ITEMS:
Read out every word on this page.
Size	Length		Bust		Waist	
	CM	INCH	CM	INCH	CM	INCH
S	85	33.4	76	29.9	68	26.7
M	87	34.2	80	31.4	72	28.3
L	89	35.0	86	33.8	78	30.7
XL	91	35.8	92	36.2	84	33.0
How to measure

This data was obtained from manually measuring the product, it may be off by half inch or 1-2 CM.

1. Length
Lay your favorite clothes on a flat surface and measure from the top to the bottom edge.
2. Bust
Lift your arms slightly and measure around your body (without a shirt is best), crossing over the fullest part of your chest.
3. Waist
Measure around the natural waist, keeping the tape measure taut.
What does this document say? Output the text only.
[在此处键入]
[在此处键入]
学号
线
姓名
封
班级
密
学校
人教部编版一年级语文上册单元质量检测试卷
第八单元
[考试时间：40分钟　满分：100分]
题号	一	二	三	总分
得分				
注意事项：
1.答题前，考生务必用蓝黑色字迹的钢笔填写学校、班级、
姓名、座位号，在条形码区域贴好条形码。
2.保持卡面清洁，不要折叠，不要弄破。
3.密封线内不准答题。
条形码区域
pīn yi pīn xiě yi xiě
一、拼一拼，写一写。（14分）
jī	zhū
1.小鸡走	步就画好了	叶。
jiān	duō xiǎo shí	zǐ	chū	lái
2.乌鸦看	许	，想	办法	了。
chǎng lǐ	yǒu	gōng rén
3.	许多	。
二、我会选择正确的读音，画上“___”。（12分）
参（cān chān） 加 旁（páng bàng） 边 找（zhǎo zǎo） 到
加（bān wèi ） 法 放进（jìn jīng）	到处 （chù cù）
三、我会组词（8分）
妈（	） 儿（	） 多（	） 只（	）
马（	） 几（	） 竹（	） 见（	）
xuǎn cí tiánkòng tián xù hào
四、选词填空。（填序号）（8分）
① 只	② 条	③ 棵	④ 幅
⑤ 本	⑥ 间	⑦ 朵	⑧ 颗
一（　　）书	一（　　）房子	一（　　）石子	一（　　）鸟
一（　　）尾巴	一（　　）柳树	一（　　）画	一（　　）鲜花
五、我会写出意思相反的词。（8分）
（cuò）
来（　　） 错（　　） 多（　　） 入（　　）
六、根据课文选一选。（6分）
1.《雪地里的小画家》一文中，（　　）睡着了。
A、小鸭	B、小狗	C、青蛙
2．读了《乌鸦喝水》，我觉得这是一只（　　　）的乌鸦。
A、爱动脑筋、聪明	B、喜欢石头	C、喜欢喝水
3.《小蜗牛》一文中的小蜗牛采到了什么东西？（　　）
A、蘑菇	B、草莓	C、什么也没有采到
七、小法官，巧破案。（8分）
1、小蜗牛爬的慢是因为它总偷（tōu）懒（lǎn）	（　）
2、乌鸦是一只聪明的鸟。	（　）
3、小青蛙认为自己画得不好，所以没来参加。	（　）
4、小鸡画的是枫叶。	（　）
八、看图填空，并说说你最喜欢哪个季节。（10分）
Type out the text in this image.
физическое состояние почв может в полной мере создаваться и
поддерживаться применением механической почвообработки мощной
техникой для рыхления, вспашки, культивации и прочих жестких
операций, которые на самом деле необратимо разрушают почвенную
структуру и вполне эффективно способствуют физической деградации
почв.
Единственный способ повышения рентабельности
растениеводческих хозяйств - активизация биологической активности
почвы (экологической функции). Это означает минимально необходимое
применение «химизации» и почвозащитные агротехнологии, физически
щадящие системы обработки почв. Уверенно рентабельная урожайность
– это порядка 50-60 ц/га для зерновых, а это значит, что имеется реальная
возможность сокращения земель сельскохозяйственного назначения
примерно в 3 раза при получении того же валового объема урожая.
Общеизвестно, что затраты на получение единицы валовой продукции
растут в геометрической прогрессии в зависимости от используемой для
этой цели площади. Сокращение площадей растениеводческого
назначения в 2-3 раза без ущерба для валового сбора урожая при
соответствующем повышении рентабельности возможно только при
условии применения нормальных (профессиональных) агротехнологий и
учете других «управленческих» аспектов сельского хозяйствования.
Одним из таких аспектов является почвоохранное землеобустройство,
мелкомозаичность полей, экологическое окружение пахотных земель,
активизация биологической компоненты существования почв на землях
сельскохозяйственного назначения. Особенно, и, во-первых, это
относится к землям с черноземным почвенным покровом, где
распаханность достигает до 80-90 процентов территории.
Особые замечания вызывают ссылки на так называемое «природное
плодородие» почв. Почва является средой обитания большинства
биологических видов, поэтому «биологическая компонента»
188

WHAT NEEDS TO BE DONE:
Using the listing, say how many lines include the word "рентабельности", and add nothing else.

RESPONSE TO THIS EXERCISE:
2